GIVEN INSTRUCTION: Find and copy every line in the records that includes the string "arcmin".

MATERIAL TO PROCESS:
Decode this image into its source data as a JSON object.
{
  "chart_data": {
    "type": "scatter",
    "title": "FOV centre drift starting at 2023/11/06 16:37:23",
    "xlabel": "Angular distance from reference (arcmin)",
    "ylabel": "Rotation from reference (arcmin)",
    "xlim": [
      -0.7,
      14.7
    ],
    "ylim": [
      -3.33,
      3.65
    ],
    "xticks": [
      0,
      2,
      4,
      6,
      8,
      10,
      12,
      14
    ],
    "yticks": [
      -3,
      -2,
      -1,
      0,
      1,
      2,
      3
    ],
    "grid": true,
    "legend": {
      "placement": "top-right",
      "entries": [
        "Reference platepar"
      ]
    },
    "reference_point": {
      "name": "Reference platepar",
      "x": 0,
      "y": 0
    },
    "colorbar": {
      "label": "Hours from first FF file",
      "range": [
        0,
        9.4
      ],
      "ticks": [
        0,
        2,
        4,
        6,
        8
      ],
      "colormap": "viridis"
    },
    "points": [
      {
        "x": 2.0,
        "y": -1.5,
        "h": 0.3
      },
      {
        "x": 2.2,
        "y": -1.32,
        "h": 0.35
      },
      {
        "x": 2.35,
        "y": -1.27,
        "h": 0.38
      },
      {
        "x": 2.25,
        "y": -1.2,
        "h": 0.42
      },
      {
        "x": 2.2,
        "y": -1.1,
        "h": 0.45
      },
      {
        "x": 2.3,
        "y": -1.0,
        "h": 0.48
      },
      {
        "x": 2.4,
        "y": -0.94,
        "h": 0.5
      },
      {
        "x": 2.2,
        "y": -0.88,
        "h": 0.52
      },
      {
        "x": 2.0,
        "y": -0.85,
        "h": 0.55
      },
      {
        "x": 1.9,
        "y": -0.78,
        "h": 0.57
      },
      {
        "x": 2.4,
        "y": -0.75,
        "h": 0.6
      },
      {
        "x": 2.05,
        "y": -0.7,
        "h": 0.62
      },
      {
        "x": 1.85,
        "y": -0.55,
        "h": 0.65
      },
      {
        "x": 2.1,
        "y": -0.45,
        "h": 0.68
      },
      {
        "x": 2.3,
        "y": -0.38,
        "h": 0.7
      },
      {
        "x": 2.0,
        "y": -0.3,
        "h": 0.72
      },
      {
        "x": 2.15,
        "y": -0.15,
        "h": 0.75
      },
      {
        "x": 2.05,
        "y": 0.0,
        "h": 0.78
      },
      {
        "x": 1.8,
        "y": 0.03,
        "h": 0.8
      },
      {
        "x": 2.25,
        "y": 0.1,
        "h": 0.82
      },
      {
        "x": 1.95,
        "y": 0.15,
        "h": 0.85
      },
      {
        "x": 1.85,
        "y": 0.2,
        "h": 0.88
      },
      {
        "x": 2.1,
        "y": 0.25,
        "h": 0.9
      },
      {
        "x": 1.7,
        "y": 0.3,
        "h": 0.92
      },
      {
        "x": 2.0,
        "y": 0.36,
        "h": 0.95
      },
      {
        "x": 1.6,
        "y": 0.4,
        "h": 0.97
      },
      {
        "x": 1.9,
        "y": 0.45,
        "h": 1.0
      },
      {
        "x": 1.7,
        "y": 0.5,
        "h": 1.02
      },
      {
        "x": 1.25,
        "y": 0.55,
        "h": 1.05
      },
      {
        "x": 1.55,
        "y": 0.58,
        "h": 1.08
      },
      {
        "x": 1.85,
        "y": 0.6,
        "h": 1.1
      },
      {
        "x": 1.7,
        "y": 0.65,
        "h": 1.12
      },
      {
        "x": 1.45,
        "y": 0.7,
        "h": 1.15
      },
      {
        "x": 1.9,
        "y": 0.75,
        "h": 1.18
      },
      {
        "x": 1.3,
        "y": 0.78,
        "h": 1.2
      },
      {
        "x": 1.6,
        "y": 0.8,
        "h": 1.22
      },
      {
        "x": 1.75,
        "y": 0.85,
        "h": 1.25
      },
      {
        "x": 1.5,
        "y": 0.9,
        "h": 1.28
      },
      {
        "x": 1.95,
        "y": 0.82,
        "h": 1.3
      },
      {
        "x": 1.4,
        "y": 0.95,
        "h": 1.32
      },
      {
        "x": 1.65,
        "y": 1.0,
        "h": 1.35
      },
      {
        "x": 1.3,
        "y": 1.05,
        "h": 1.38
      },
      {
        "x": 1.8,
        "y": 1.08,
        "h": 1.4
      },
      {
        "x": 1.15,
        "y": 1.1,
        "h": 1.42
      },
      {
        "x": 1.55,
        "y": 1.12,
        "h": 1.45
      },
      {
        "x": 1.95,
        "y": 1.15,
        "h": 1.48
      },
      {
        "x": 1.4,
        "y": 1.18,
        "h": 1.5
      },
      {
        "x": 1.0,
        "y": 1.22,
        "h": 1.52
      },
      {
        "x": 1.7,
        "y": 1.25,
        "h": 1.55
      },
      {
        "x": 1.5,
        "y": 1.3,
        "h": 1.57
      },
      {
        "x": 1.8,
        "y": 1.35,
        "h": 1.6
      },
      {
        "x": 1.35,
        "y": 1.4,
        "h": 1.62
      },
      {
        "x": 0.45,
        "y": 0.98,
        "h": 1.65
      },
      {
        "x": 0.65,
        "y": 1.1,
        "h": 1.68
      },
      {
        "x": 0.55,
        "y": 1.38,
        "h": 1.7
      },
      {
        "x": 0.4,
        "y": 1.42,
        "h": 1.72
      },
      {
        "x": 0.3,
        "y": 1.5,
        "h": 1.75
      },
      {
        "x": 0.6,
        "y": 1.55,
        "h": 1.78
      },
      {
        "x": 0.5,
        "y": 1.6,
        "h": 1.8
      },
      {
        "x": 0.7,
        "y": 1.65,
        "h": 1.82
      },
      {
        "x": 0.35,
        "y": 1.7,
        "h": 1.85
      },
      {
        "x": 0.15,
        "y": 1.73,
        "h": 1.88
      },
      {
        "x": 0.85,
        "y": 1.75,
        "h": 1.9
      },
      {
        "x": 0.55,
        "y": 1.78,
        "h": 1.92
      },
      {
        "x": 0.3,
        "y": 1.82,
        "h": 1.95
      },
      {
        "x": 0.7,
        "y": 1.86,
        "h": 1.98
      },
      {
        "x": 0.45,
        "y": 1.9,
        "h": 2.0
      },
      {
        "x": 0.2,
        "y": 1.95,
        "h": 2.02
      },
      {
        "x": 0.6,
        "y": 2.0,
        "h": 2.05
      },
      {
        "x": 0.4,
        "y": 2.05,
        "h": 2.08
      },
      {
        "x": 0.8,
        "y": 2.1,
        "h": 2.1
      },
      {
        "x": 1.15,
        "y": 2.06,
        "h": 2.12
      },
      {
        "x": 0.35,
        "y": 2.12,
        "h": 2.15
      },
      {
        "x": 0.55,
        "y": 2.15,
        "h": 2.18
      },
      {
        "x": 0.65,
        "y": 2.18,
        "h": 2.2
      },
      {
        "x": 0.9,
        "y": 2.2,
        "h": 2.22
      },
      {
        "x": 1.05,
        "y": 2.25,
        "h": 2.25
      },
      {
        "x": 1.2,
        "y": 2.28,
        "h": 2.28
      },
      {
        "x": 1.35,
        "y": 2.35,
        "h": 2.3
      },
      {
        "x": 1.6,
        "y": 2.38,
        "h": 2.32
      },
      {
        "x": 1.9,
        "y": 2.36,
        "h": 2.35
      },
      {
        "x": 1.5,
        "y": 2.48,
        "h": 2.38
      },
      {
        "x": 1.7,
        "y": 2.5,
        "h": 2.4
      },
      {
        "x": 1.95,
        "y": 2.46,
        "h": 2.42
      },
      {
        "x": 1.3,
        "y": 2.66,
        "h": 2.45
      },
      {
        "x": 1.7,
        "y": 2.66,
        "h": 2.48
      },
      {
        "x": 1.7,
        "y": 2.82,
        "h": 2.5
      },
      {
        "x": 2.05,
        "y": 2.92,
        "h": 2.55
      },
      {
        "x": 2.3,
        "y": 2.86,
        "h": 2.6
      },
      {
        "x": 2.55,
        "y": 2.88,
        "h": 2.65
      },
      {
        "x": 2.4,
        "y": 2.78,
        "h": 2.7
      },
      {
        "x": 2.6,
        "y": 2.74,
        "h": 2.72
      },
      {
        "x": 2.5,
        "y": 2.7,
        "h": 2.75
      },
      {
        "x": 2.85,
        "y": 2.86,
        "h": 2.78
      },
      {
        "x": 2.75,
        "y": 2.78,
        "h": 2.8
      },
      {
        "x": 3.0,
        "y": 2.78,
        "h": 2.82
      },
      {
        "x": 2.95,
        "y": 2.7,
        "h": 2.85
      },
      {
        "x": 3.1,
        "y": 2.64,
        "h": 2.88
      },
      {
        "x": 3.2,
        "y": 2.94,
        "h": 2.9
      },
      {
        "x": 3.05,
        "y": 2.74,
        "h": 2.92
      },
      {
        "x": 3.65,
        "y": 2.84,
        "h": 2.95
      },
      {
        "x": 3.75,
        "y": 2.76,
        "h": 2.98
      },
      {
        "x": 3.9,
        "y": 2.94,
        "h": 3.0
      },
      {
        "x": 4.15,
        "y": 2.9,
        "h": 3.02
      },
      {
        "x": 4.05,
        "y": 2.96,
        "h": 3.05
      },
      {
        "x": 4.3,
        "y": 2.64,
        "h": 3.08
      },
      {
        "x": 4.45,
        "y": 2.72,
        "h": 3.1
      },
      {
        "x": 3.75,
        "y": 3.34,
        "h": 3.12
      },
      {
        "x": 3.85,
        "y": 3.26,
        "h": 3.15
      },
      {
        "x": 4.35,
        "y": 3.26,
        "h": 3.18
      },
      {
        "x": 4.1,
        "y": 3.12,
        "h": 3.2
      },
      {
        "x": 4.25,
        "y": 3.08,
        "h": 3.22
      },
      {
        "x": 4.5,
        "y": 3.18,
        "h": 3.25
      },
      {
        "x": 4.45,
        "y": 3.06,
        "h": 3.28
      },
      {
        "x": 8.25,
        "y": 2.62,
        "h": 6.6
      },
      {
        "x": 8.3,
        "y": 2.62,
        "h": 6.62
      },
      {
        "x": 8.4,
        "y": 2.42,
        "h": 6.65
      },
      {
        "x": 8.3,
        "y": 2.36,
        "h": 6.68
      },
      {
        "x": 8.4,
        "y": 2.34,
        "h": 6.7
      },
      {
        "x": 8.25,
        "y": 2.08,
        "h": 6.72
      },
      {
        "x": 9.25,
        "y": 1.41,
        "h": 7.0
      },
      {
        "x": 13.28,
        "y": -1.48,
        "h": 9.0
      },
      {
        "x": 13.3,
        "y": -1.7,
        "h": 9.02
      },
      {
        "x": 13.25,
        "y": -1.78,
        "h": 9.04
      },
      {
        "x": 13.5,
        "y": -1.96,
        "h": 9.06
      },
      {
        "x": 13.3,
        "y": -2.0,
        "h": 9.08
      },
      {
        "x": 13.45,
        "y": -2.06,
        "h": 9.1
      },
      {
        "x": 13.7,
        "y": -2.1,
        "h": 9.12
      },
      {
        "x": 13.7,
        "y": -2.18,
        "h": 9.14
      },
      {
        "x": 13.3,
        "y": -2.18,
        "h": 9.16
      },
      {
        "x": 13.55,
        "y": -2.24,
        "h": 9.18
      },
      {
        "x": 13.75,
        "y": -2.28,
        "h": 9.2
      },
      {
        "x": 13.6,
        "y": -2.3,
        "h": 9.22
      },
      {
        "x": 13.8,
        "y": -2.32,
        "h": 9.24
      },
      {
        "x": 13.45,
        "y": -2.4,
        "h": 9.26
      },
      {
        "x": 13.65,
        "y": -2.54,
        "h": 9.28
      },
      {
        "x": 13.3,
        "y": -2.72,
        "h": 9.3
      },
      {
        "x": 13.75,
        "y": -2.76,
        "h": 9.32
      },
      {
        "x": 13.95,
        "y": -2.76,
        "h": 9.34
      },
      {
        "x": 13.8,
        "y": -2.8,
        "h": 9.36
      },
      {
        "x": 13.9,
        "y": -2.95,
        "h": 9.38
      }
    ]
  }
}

SOLUTION FOR THIS PROBLEM:
    "xlabel": "Angular distance from reference (arcmin)",
    "ylabel": "Rotation from reference (arcmin)",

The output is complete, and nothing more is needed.